WHAT TO DO » Reproduce every record below exactly as written, but leave out any pictures.

EXERCISE INPUT »
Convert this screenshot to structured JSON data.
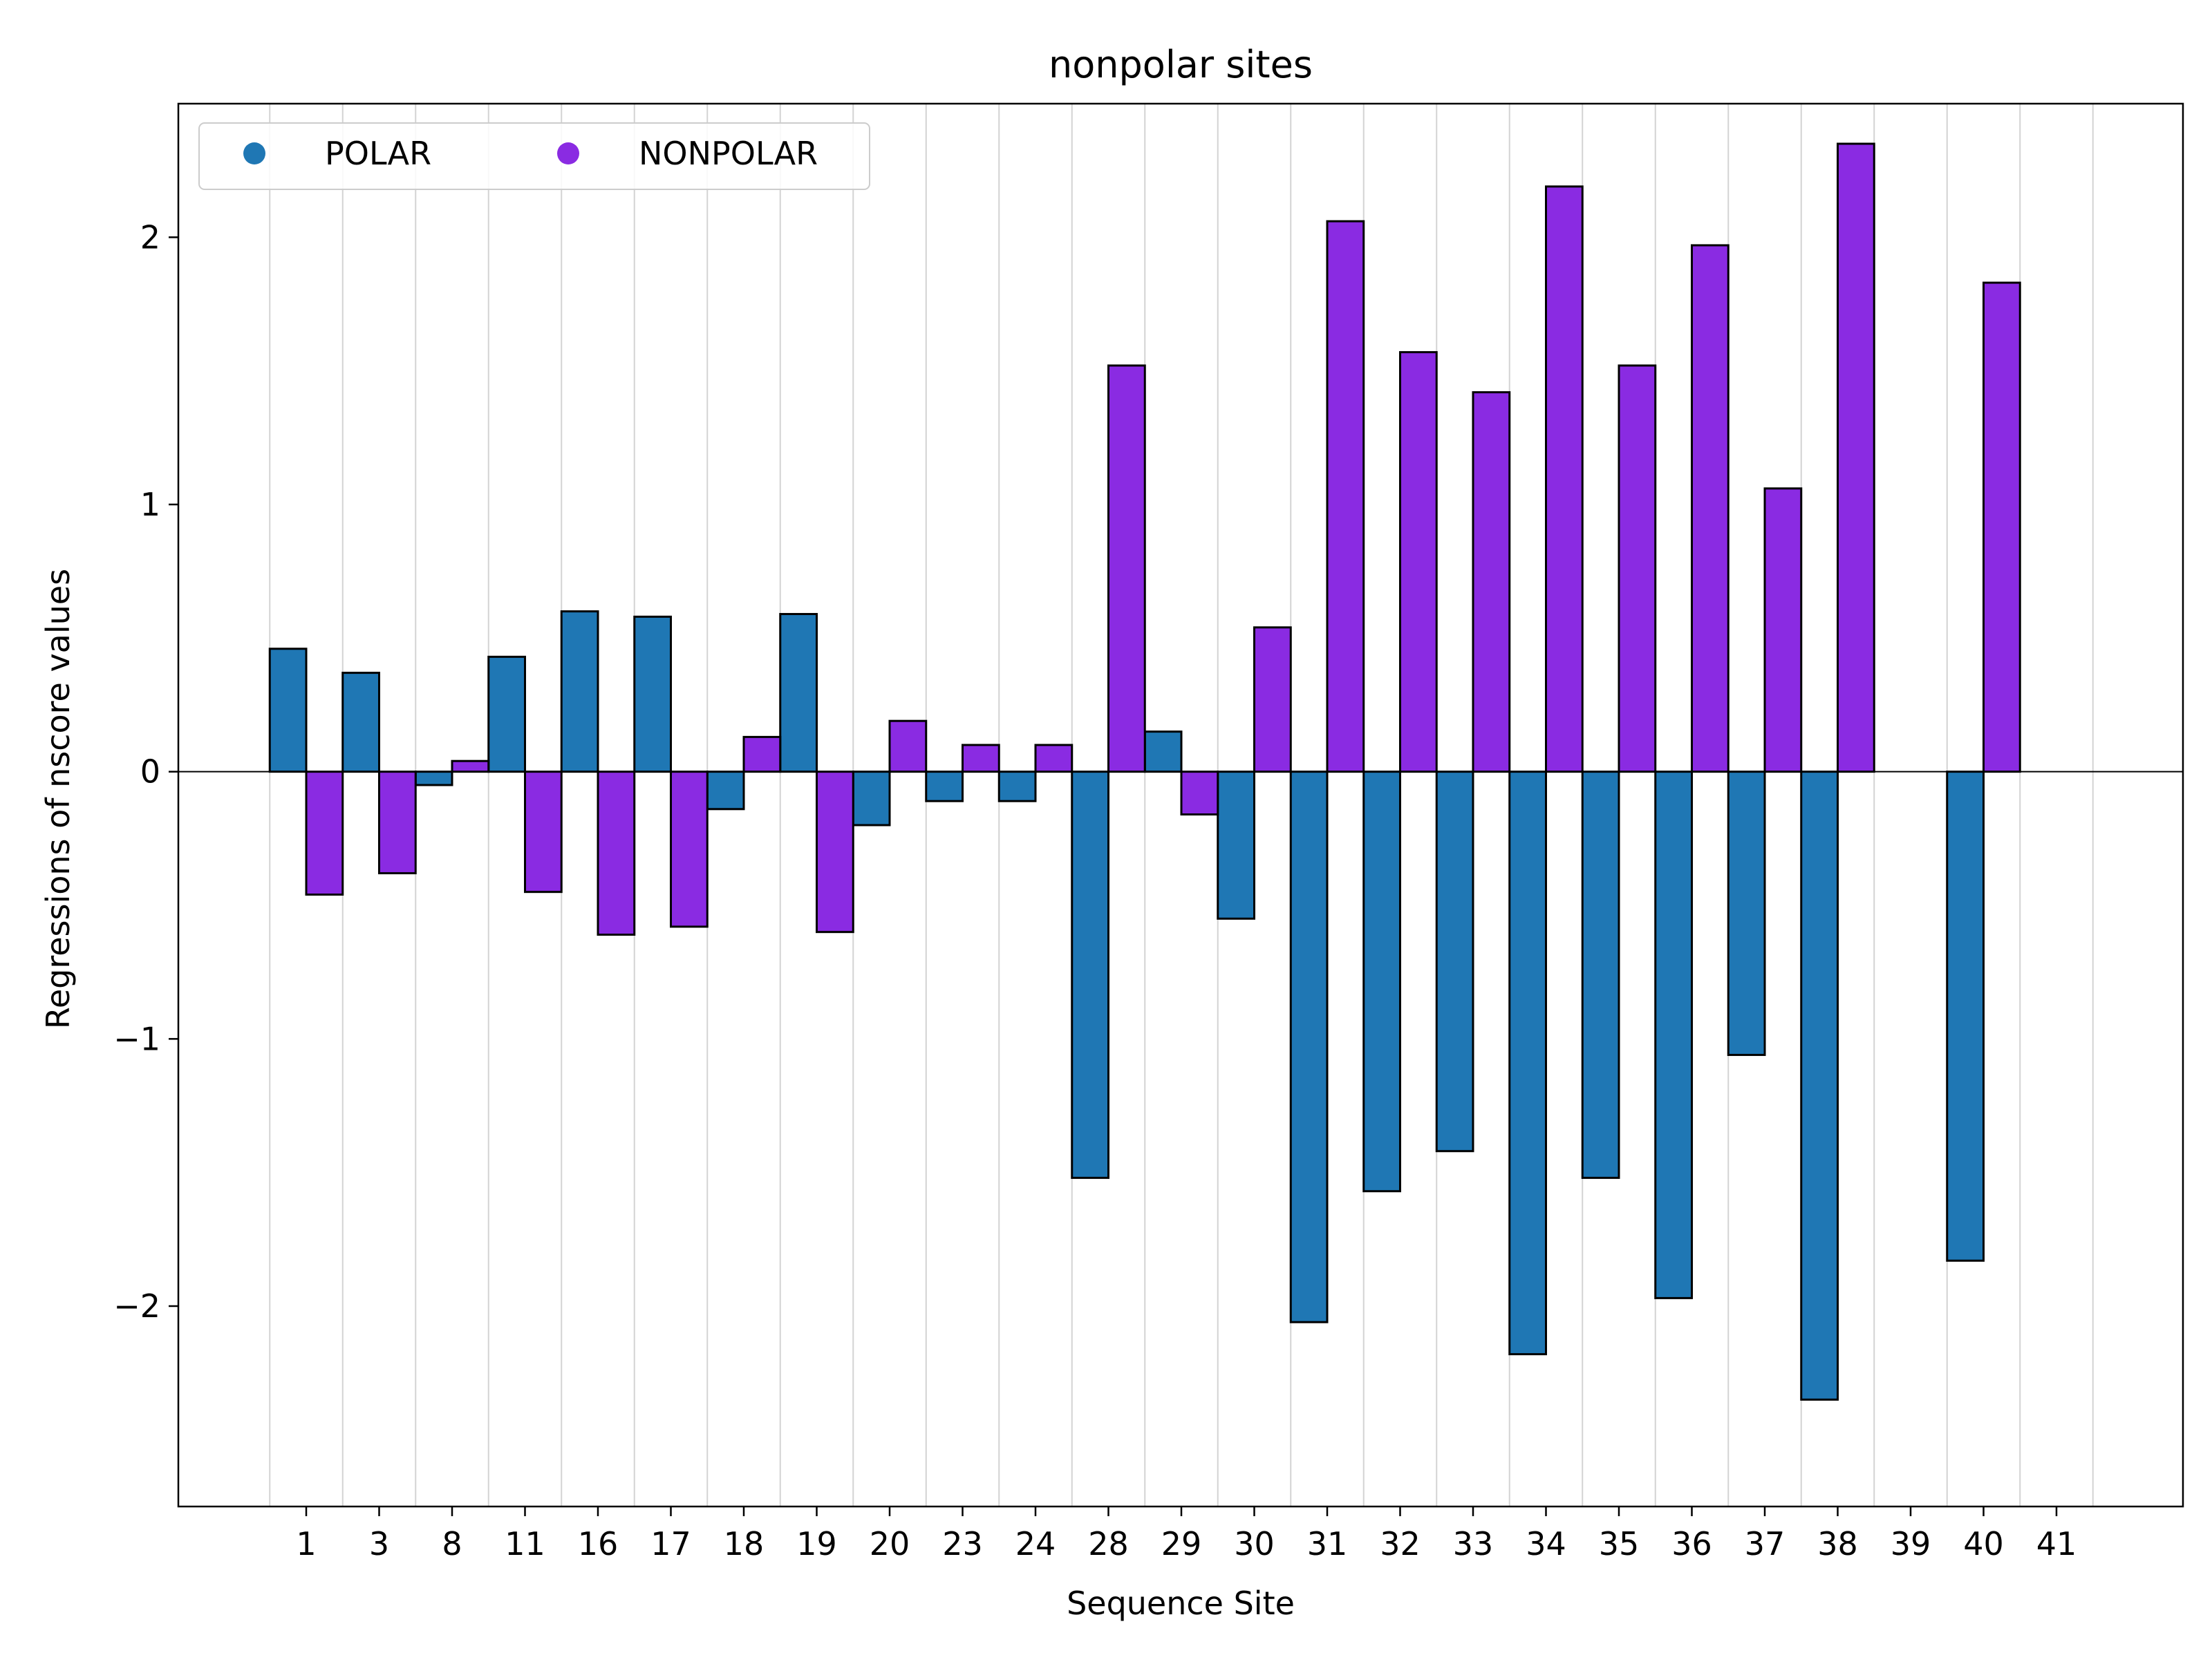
{
  "chart_data": {
    "type": "bar",
    "title": "nonpolar sites",
    "xlabel": "Sequence Site",
    "ylabel": "Regressions of nscore values",
    "categories": [
      "1",
      "3",
      "8",
      "11",
      "16",
      "17",
      "18",
      "19",
      "20",
      "23",
      "24",
      "28",
      "29",
      "30",
      "31",
      "32",
      "33",
      "34",
      "35",
      "36",
      "37",
      "38",
      "39",
      "40",
      "41"
    ],
    "series": [
      {
        "name": "POLAR",
        "color": "#1f77b4",
        "values": [
          0.46,
          0.37,
          -0.05,
          0.43,
          0.6,
          0.58,
          -0.14,
          0.59,
          -0.2,
          -0.11,
          -0.11,
          -1.52,
          0.15,
          -0.55,
          -2.06,
          -1.57,
          -1.42,
          -2.18,
          -1.52,
          -1.97,
          -1.06,
          -2.35,
          null,
          -1.83,
          null
        ]
      },
      {
        "name": "NONPOLAR",
        "color": "#8a2be2",
        "values": [
          -0.46,
          -0.38,
          0.04,
          -0.45,
          -0.61,
          -0.58,
          0.13,
          -0.6,
          0.19,
          0.1,
          0.1,
          1.52,
          -0.16,
          0.54,
          2.06,
          1.57,
          1.42,
          2.19,
          1.52,
          1.97,
          1.06,
          2.35,
          null,
          1.83,
          null
        ]
      }
    ],
    "yticks": [
      -2,
      -1,
      0,
      1,
      2
    ],
    "ytick_labels": [
      "−2",
      "−1",
      "0",
      "1",
      "2"
    ],
    "ylim": [
      -2.75,
      2.5
    ],
    "grid": "vertical",
    "legend": "upper-left"
  }
}
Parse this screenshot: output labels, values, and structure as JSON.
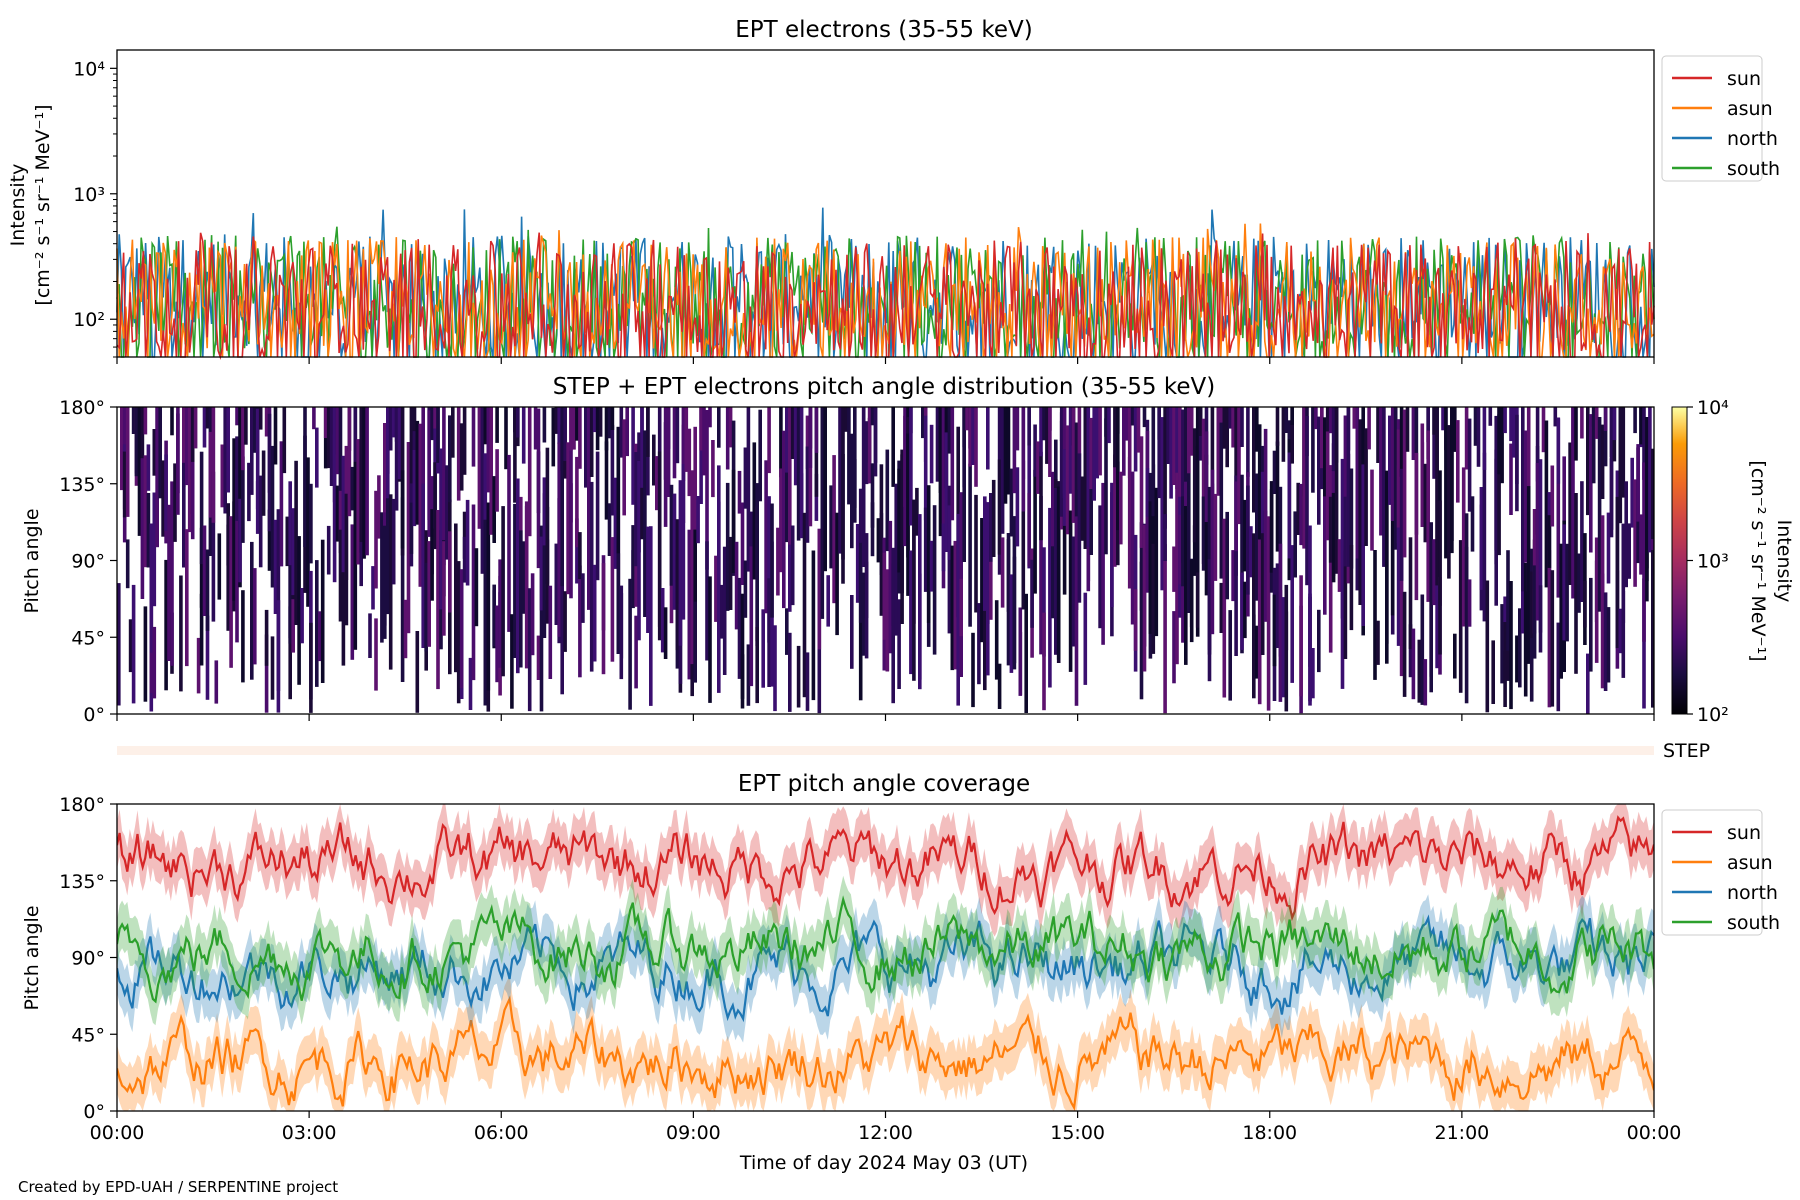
{
  "credit": "Created by EPD-UAH / SERPENTINE project",
  "chart_data": [
    {
      "id": "intensity",
      "type": "line",
      "title": "EPT electrons (35-55 keV)",
      "ylabel_line1": "Intensity",
      "ylabel_line2": "[cm⁻² s⁻¹ sr⁻¹ MeV⁻¹]",
      "yscale": "log",
      "ylim": [
        50,
        14000
      ],
      "yticks": [
        {
          "value": 100,
          "label": "10²"
        },
        {
          "value": 1000,
          "label": "10³"
        },
        {
          "value": 10000,
          "label": "10⁴"
        }
      ],
      "xlim": [
        "2024-05-03 00:00",
        "2024-05-04 00:00"
      ],
      "legend": "outside-top-right",
      "series": [
        {
          "name": "sun",
          "color": "#d62728",
          "typical": 150,
          "min": 50,
          "max": 500
        },
        {
          "name": "asun",
          "color": "#ff7f0e",
          "typical": 160,
          "min": 50,
          "max": 600
        },
        {
          "name": "north",
          "color": "#1f77b4",
          "typical": 170,
          "min": 50,
          "max": 800
        },
        {
          "name": "south",
          "color": "#2ca02c",
          "typical": 165,
          "min": 50,
          "max": 580
        }
      ]
    },
    {
      "id": "pad",
      "type": "heatmap",
      "title": "STEP + EPT electrons pitch angle distribution (35-55 keV)",
      "ylabel": "Pitch angle",
      "ylim": [
        0,
        180
      ],
      "yticks": [
        "0°",
        "45°",
        "90°",
        "135°",
        "180°"
      ],
      "colormap": "inferno",
      "color_scale": "log",
      "color_range": [
        100,
        10000
      ],
      "colorbar_ticks": [
        "10²",
        "10³",
        "10⁴"
      ],
      "colorbar_label_line1": "Intensity",
      "colorbar_label_line2": "[cm⁻² s⁻¹ sr⁻¹ MeV⁻¹]",
      "typical_intensity": 150,
      "step_label": "STEP"
    },
    {
      "id": "coverage",
      "type": "line",
      "title": "EPT pitch angle coverage",
      "ylabel": "Pitch angle",
      "xlabel": "Time of day 2024 May 03 (UT)",
      "ylim": [
        0,
        180
      ],
      "yticks": [
        "0°",
        "45°",
        "90°",
        "135°",
        "180°"
      ],
      "xticks": [
        "00:00",
        "03:00",
        "06:00",
        "09:00",
        "12:00",
        "15:00",
        "18:00",
        "21:00",
        "00:00"
      ],
      "legend": "outside-top-right",
      "series": [
        {
          "name": "sun",
          "color": "#d62728",
          "mean_deg": 145
        },
        {
          "name": "asun",
          "color": "#ff7f0e",
          "mean_deg": 30
        },
        {
          "name": "north",
          "color": "#1f77b4",
          "mean_deg": 85
        },
        {
          "name": "south",
          "color": "#2ca02c",
          "mean_deg": 95
        }
      ]
    }
  ]
}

SOLVED EXERCISE »
Convert this screenshot to structured JSON data.
{
  "chart_data": {
    "type": "bar",
    "title": "nonpolar sites",
    "xlabel": "Sequence Site",
    "ylabel": "Regressions of nscore values",
    "categories": [
      "1",
      "3",
      "8",
      "11",
      "16",
      "17",
      "18",
      "19",
      "20",
      "23",
      "24",
      "28",
      "29",
      "30",
      "31",
      "32",
      "33",
      "34",
      "35",
      "36",
      "37",
      "38",
      "39",
      "40",
      "41"
    ],
    "series": [
      {
        "name": "POLAR",
        "color": "#1f77b4",
        "values": [
          0.46,
          0.37,
          -0.05,
          0.43,
          0.6,
          0.58,
          -0.14,
          0.59,
          -0.2,
          -0.11,
          -0.11,
          -1.52,
          0.15,
          -0.55,
          -2.06,
          -1.57,
          -1.42,
          -2.18,
          -1.52,
          -1.97,
          -1.06,
          -2.35,
          null,
          -1.83,
          null
        ]
      },
      {
        "name": "NONPOLAR",
        "color": "#8a2be2",
        "values": [
          -0.46,
          -0.38,
          0.04,
          -0.45,
          -0.61,
          -0.58,
          0.13,
          -0.6,
          0.19,
          0.1,
          0.1,
          1.52,
          -0.16,
          0.54,
          2.06,
          1.57,
          1.42,
          2.19,
          1.52,
          1.97,
          1.06,
          2.35,
          null,
          1.83,
          null
        ]
      }
    ],
    "yticks": [
      -2,
      -1,
      0,
      1,
      2
    ],
    "ytick_labels": [
      "−2",
      "−1",
      "0",
      "1",
      "2"
    ],
    "ylim": [
      -2.75,
      2.5
    ],
    "grid": "vertical",
    "legend": "upper-left"
  }
}
Parse this screenshot: output labels, values, and structure as JSON.
{
  "credit": "Created by EPD-UAH / SERPENTINE project",
  "chart_data": [
    {
      "id": "intensity",
      "type": "line",
      "title": "EPT electrons (35-55 keV)",
      "ylabel_line1": "Intensity",
      "ylabel_line2": "[cm⁻² s⁻¹ sr⁻¹ MeV⁻¹]",
      "yscale": "log",
      "ylim": [
        50,
        14000
      ],
      "yticks": [
        {
          "value": 100,
          "label": "10²"
        },
        {
          "value": 1000,
          "label": "10³"
        },
        {
          "value": 10000,
          "label": "10⁴"
        }
      ],
      "xlim": [
        "2024-05-03 00:00",
        "2024-05-04 00:00"
      ],
      "legend": "outside-top-right",
      "series": [
        {
          "name": "sun",
          "color": "#d62728",
          "typical": 150,
          "min": 50,
          "max": 500
        },
        {
          "name": "asun",
          "color": "#ff7f0e",
          "typical": 160,
          "min": 50,
          "max": 600
        },
        {
          "name": "north",
          "color": "#1f77b4",
          "typical": 170,
          "min": 50,
          "max": 800
        },
        {
          "name": "south",
          "color": "#2ca02c",
          "typical": 165,
          "min": 50,
          "max": 580
        }
      ]
    },
    {
      "id": "pad",
      "type": "heatmap",
      "title": "STEP + EPT electrons pitch angle distribution (35-55 keV)",
      "ylabel": "Pitch angle",
      "ylim": [
        0,
        180
      ],
      "yticks": [
        "0°",
        "45°",
        "90°",
        "135°",
        "180°"
      ],
      "colormap": "inferno",
      "color_scale": "log",
      "color_range": [
        100,
        10000
      ],
      "colorbar_ticks": [
        "10²",
        "10³",
        "10⁴"
      ],
      "colorbar_label_line1": "Intensity",
      "colorbar_label_line2": "[cm⁻² s⁻¹ sr⁻¹ MeV⁻¹]",
      "typical_intensity": 150,
      "step_label": "STEP"
    },
    {
      "id": "coverage",
      "type": "line",
      "title": "EPT pitch angle coverage",
      "ylabel": "Pitch angle",
      "xlabel": "Time of day 2024 May 03 (UT)",
      "ylim": [
        0,
        180
      ],
      "yticks": [
        "0°",
        "45°",
        "90°",
        "135°",
        "180°"
      ],
      "xticks": [
        "00:00",
        "03:00",
        "06:00",
        "09:00",
        "12:00",
        "15:00",
        "18:00",
        "21:00",
        "00:00"
      ],
      "legend": "outside-top-right",
      "series": [
        {
          "name": "sun",
          "color": "#d62728",
          "mean_deg": 145
        },
        {
          "name": "asun",
          "color": "#ff7f0e",
          "mean_deg": 30
        },
        {
          "name": "north",
          "color": "#1f77b4",
          "mean_deg": 85
        },
        {
          "name": "south",
          "color": "#2ca02c",
          "mean_deg": 95
        }
      ]
    }
  ]
}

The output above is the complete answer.